Looking through the data, please report how many lines contain the string "Betriebsmitteln", giving nothing but the number.

::::::

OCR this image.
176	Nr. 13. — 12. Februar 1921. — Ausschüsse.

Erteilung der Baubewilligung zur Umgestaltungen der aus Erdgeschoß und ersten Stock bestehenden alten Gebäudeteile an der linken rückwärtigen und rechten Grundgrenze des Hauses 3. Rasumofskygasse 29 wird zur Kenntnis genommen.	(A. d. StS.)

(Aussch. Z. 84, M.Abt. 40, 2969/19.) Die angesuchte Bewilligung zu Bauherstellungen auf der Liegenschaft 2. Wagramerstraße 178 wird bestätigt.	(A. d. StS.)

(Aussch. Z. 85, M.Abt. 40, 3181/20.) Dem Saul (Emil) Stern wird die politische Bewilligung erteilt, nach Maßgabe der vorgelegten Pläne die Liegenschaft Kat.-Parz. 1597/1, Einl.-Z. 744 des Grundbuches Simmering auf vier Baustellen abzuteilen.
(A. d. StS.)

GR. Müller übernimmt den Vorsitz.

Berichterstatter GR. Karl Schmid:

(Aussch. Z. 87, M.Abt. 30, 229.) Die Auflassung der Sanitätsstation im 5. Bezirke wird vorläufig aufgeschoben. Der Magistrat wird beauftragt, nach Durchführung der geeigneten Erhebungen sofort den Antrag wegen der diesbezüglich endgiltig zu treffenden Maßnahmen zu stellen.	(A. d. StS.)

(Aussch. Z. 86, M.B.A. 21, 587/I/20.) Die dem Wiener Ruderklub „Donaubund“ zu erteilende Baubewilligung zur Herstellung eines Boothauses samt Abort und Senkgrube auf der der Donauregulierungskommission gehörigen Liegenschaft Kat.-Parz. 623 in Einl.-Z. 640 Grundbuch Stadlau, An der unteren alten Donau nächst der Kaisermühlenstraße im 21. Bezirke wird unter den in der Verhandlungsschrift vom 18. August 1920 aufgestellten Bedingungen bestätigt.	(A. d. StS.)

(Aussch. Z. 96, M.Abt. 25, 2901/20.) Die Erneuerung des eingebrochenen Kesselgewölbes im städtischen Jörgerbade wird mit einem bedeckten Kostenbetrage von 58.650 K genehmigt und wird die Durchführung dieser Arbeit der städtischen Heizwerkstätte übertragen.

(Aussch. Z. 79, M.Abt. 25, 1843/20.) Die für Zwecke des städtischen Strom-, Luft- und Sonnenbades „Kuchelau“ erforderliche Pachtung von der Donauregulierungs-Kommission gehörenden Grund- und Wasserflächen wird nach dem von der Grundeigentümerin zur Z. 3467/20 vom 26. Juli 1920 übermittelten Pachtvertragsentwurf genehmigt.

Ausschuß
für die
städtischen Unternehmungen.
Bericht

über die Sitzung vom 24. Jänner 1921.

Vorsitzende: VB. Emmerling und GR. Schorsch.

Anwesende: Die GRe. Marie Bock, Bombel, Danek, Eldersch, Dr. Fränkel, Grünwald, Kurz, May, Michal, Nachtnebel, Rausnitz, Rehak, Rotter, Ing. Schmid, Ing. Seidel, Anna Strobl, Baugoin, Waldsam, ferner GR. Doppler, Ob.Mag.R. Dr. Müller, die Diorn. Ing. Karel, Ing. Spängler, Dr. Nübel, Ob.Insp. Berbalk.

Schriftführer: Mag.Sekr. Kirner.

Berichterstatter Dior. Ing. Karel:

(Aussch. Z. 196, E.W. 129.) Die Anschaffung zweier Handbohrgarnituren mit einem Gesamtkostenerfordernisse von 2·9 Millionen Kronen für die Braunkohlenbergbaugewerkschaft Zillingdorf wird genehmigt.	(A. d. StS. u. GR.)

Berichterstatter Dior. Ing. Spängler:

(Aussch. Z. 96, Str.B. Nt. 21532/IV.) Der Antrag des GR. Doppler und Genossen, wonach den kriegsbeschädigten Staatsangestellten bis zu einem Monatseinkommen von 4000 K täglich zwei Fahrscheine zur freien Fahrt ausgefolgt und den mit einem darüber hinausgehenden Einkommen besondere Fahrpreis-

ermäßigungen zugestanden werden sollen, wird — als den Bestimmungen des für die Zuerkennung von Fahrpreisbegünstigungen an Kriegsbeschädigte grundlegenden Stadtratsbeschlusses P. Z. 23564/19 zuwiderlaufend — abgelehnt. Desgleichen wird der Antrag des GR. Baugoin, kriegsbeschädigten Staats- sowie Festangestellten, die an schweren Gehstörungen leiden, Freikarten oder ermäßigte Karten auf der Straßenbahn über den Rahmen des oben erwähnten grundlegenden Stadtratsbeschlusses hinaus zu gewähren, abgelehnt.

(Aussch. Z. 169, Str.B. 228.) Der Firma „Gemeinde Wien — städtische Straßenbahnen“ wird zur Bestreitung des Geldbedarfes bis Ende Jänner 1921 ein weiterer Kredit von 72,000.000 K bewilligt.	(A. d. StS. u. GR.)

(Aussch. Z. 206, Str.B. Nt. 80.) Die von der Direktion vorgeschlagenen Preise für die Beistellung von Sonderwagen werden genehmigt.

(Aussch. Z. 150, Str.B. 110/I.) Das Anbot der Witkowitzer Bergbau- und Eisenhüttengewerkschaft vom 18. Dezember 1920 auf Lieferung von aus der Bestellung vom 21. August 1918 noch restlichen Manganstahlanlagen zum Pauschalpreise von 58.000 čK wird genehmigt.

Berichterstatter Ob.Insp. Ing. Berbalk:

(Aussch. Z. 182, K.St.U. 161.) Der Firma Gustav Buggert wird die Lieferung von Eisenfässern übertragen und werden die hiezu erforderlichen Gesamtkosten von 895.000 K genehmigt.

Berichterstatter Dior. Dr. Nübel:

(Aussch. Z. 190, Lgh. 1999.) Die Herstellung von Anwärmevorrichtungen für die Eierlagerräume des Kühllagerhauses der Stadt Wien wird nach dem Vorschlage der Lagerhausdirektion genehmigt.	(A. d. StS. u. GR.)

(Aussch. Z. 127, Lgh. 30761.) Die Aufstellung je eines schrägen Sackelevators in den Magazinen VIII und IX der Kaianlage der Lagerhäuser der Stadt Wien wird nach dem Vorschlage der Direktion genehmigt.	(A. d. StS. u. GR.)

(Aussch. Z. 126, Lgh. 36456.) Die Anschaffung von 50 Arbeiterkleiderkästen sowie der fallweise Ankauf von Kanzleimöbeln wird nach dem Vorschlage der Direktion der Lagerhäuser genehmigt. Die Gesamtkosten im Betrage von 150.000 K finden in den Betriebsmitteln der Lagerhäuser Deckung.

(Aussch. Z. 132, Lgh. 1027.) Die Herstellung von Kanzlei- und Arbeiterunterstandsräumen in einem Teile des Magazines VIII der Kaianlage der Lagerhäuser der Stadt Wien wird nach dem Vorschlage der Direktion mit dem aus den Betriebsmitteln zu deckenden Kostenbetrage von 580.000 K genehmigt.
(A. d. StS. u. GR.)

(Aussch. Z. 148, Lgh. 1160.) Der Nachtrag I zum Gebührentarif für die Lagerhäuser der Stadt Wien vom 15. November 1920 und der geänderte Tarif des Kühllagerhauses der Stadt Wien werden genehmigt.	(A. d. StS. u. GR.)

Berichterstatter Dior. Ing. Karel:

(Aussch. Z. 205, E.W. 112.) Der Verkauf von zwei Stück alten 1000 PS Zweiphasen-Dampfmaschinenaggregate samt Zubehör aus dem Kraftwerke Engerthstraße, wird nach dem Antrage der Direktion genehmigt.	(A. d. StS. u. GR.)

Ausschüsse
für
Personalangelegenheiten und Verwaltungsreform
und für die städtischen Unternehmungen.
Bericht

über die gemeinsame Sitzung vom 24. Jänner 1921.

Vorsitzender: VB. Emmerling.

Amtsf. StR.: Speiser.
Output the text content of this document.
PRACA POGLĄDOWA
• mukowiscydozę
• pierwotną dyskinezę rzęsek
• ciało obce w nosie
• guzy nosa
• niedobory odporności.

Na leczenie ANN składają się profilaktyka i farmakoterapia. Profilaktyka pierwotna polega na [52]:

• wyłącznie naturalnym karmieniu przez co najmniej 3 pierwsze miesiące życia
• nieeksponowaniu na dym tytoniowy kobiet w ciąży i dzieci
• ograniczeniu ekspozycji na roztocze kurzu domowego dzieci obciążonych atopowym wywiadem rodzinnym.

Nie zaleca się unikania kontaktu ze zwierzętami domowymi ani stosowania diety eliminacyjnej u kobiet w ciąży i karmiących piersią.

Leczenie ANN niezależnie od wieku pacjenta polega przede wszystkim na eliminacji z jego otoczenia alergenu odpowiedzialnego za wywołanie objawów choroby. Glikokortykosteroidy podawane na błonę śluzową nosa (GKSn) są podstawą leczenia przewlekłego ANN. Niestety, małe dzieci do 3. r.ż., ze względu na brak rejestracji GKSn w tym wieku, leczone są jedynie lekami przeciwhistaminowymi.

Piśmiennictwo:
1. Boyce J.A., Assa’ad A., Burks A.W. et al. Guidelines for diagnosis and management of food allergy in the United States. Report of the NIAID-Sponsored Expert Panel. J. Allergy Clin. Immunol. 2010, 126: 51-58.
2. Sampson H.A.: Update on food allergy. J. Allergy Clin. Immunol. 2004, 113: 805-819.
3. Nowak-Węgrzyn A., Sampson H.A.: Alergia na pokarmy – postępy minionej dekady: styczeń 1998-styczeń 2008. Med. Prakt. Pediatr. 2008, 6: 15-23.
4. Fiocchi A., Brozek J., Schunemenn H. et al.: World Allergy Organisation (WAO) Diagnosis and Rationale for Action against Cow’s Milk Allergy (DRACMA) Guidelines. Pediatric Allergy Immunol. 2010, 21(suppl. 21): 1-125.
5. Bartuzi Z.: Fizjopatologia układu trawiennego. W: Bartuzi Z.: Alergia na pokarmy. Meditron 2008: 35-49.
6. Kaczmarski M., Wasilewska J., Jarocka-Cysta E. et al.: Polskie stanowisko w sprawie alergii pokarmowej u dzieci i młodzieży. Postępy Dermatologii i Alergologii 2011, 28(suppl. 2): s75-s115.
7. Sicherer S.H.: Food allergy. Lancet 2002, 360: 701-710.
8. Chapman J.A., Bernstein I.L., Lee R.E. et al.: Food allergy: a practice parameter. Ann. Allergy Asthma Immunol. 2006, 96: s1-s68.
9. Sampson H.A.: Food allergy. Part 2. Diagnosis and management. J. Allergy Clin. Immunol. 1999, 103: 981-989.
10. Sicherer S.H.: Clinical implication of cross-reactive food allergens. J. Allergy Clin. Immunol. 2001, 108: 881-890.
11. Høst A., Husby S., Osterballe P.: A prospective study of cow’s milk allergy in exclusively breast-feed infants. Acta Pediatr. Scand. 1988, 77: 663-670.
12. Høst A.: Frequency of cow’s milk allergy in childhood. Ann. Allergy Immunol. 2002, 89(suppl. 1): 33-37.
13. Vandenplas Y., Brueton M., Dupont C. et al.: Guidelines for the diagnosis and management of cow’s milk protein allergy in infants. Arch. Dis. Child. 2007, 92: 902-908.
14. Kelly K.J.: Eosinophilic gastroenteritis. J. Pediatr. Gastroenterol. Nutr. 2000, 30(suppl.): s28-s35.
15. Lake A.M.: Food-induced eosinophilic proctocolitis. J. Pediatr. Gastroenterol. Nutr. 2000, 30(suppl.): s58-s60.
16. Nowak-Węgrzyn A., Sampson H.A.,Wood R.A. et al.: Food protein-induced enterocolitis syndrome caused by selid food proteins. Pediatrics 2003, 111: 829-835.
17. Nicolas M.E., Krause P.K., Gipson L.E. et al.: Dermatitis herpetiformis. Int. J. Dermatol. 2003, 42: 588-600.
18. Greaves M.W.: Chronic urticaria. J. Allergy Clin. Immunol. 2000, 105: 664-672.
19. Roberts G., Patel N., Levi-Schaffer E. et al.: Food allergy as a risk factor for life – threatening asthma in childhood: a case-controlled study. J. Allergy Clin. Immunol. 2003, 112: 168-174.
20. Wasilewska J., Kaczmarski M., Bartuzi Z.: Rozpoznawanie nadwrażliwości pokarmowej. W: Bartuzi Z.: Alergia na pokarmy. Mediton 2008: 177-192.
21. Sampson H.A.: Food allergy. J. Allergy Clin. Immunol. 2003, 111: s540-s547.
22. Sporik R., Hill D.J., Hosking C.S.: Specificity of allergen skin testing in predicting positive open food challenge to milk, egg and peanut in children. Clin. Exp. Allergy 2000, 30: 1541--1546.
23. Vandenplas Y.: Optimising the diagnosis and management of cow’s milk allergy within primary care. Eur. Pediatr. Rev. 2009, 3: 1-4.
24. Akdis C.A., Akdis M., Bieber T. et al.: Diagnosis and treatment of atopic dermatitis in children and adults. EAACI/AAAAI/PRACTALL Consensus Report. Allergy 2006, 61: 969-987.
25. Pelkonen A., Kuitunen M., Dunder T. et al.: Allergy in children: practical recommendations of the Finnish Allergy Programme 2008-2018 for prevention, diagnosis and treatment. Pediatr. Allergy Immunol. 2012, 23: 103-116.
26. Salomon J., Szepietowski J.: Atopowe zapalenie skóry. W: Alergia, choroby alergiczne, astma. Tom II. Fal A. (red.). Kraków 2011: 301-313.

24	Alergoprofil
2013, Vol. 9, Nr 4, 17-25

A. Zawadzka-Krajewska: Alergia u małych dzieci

::::::

→ Solution for this task: 2